**INSTRUCTION**
A line counts if it contains the string "series"; say how many such lines there are, giving only the number.

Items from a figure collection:
○ ○ ○ ○ ○ ○ ○

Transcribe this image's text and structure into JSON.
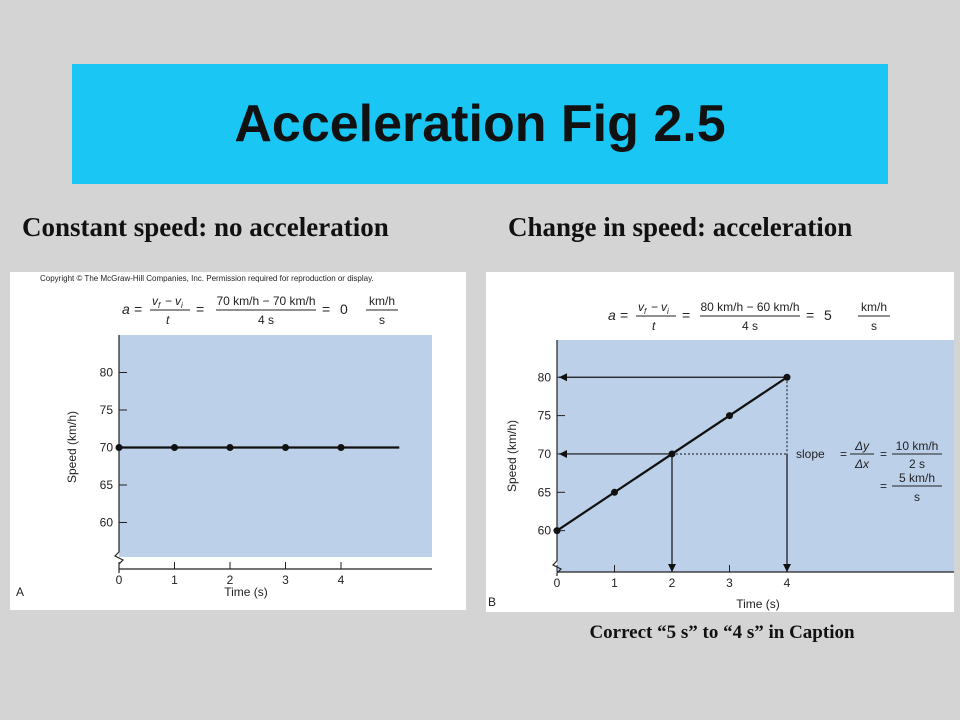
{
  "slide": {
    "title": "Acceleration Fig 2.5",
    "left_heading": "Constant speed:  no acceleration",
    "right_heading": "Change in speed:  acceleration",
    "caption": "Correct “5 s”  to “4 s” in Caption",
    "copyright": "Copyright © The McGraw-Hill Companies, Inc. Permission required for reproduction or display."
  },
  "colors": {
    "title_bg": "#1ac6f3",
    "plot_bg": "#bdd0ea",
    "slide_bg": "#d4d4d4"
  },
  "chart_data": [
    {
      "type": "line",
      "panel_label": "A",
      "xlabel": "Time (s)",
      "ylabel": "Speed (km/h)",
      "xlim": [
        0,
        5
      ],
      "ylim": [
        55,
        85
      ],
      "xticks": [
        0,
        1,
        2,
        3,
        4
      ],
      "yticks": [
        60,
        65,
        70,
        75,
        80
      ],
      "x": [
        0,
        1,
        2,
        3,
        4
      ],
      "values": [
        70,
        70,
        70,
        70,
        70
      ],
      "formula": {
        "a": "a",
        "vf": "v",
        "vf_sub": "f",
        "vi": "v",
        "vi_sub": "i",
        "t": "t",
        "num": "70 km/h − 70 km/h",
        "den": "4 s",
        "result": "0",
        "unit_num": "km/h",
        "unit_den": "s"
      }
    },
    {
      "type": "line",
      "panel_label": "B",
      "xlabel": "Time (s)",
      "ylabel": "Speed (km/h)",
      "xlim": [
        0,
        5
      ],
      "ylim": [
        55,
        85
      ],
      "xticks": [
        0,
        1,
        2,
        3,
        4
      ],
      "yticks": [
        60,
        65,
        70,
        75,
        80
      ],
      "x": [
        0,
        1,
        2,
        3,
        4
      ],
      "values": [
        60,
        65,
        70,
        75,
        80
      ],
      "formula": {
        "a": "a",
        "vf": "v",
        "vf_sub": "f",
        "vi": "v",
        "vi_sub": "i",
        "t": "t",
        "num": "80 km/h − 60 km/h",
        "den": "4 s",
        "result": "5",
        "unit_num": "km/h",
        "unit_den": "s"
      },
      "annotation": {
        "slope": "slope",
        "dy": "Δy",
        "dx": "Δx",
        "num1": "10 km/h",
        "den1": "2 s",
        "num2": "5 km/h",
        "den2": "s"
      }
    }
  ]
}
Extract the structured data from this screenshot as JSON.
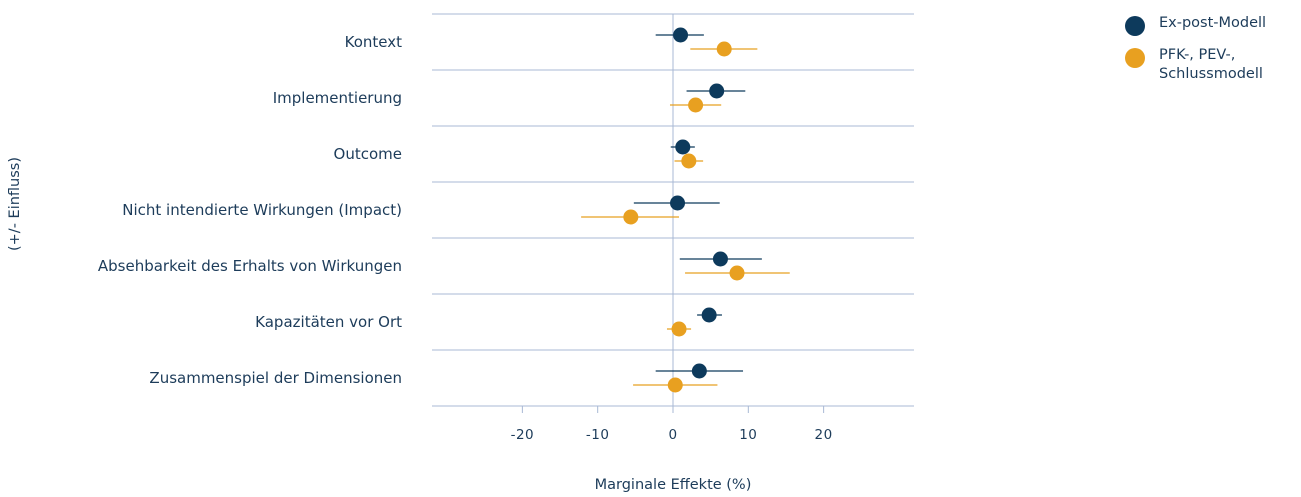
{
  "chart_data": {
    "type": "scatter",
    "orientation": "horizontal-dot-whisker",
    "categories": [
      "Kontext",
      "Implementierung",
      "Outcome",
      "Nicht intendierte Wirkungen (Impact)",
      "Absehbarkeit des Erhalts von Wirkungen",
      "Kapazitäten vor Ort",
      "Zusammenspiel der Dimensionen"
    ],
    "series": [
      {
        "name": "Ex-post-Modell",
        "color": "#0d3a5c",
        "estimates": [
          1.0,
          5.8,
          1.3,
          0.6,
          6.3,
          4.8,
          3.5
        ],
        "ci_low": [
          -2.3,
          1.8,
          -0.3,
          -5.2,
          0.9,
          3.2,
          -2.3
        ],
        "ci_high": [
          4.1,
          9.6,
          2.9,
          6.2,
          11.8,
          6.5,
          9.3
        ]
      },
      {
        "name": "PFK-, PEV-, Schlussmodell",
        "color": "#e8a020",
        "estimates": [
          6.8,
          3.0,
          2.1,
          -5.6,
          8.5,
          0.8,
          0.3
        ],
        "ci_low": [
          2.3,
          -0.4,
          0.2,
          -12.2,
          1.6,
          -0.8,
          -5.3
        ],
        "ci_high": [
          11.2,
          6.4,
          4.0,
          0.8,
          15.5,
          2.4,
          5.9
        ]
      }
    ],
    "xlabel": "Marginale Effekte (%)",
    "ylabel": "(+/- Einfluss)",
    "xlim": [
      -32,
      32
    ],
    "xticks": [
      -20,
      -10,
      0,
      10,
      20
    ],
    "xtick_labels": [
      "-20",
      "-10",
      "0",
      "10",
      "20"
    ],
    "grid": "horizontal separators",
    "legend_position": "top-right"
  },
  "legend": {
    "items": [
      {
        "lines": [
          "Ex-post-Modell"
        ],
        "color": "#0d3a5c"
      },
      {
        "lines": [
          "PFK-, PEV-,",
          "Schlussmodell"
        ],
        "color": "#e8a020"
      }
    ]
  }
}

○ ○ ○ ○ ○ ○ ○

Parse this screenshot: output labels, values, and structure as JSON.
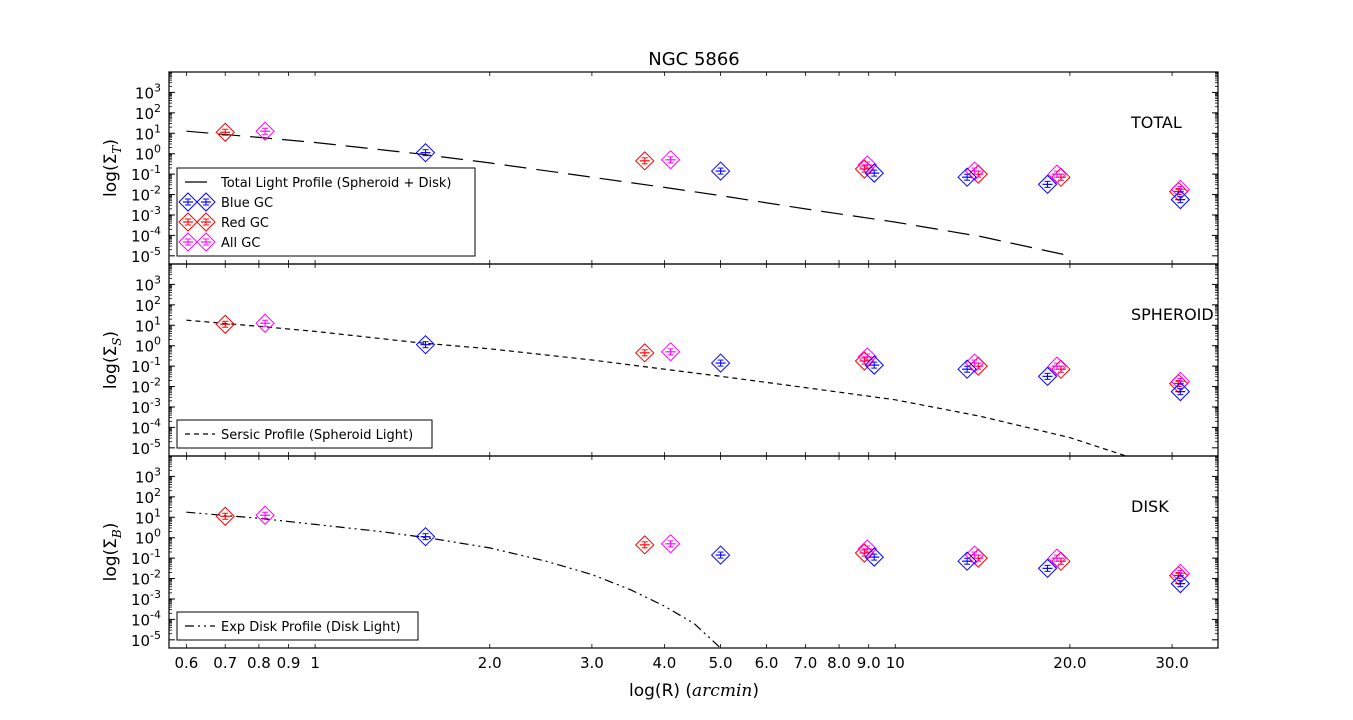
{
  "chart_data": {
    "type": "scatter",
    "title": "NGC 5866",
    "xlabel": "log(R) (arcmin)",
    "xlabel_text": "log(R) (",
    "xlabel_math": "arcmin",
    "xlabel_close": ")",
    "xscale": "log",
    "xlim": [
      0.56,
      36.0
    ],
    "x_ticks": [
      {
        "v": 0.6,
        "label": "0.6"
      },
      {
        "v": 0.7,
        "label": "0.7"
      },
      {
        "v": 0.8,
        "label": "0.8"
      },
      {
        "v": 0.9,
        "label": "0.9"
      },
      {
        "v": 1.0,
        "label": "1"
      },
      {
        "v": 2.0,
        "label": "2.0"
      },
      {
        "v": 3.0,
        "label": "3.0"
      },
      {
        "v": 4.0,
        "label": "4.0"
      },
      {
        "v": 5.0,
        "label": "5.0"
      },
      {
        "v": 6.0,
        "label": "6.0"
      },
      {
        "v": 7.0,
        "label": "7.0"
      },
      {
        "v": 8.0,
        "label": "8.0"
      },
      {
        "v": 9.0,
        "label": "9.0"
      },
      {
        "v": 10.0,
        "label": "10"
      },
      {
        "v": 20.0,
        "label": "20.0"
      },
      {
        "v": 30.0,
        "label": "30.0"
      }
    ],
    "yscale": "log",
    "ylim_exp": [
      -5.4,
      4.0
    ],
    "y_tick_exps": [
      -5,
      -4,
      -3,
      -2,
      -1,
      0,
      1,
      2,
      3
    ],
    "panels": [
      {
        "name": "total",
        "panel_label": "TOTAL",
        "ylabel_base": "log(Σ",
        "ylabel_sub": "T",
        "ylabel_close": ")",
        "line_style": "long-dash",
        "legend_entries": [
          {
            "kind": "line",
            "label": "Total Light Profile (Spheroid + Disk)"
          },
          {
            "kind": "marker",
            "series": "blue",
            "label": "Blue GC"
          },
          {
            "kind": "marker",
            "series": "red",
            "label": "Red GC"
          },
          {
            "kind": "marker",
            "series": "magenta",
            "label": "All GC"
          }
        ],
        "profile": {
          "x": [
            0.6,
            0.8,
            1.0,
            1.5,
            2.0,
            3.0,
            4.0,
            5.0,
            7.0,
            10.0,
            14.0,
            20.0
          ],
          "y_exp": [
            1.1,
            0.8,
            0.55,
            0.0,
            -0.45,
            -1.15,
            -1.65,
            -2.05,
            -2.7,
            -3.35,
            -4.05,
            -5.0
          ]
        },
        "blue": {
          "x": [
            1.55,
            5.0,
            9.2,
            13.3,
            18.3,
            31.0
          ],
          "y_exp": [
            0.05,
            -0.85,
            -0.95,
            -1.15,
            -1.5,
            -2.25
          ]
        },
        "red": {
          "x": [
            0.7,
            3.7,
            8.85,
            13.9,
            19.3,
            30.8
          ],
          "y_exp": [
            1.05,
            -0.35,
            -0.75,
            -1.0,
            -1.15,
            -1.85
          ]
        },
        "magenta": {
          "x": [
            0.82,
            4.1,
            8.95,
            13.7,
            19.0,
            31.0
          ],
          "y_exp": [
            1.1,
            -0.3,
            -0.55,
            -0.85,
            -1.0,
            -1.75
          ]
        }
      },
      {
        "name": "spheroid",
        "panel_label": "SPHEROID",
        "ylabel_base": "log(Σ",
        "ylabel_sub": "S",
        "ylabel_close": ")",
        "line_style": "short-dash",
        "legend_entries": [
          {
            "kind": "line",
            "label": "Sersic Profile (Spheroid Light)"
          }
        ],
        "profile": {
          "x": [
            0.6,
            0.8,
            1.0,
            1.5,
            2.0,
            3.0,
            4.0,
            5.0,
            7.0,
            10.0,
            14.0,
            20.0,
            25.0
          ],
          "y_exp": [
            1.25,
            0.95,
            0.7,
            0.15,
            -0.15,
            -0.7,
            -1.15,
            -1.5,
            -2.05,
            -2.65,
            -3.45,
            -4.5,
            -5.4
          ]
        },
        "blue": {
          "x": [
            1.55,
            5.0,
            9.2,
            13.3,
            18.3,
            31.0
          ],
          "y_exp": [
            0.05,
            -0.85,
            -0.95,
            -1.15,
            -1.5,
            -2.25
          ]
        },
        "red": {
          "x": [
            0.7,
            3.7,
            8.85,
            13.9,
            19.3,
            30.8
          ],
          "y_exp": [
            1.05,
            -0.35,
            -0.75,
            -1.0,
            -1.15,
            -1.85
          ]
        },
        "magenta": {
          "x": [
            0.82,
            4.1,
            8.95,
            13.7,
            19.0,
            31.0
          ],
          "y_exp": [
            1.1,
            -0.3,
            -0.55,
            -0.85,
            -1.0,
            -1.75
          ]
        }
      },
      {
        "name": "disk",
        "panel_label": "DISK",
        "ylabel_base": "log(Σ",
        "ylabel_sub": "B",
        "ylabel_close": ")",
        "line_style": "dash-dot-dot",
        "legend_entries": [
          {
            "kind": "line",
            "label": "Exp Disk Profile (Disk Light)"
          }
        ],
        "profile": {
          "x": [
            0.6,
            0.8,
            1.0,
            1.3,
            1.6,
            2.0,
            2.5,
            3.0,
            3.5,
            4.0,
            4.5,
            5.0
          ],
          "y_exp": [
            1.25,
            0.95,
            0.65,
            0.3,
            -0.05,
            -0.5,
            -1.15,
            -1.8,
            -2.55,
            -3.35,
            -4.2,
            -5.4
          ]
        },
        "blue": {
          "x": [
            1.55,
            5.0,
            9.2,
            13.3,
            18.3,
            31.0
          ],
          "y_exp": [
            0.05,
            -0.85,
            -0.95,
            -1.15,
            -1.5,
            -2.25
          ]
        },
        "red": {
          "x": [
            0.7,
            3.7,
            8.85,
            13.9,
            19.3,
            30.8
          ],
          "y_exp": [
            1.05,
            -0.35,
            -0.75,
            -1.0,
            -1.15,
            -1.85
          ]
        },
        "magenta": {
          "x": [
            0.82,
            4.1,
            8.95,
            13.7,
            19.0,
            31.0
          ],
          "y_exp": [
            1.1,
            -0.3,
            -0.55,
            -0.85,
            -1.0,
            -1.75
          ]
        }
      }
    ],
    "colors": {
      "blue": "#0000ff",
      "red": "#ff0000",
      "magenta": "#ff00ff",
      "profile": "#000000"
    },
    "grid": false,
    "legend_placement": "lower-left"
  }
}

○ ○ ○ ○ ○ ○ ○

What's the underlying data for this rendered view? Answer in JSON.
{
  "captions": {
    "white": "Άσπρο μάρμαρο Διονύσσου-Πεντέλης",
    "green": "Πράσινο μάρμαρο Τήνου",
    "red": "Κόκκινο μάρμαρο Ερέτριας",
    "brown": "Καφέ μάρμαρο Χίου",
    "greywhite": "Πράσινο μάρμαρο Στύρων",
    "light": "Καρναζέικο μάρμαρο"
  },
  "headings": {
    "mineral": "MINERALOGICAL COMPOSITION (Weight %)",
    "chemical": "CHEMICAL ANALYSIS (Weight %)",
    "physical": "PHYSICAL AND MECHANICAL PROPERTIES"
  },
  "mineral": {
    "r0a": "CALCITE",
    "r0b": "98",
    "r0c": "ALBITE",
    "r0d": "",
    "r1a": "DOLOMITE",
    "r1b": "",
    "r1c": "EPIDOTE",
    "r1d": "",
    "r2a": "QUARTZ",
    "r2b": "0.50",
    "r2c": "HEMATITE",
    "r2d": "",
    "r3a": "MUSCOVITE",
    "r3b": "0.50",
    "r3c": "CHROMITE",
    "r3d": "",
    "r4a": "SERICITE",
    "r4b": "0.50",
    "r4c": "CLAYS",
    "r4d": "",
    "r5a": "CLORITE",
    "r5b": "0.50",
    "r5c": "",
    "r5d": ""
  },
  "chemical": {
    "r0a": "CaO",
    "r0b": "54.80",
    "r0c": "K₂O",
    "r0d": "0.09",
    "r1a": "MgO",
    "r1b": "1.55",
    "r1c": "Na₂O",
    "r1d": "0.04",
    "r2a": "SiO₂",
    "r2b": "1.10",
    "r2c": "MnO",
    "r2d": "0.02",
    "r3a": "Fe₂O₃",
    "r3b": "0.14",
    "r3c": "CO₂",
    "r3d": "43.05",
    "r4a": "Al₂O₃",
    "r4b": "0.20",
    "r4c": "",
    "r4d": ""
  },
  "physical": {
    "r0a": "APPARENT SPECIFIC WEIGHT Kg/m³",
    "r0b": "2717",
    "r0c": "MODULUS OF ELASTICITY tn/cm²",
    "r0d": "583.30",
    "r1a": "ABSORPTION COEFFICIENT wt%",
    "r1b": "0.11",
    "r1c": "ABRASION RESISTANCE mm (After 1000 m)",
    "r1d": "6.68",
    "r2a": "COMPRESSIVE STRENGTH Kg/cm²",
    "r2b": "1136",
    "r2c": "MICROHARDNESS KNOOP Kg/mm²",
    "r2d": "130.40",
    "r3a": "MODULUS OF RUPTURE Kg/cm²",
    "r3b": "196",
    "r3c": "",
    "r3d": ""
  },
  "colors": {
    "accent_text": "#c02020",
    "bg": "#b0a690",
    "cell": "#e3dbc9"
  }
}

○ ○ ○ ○ ○ ○ ○

**TASK ANSWER**
4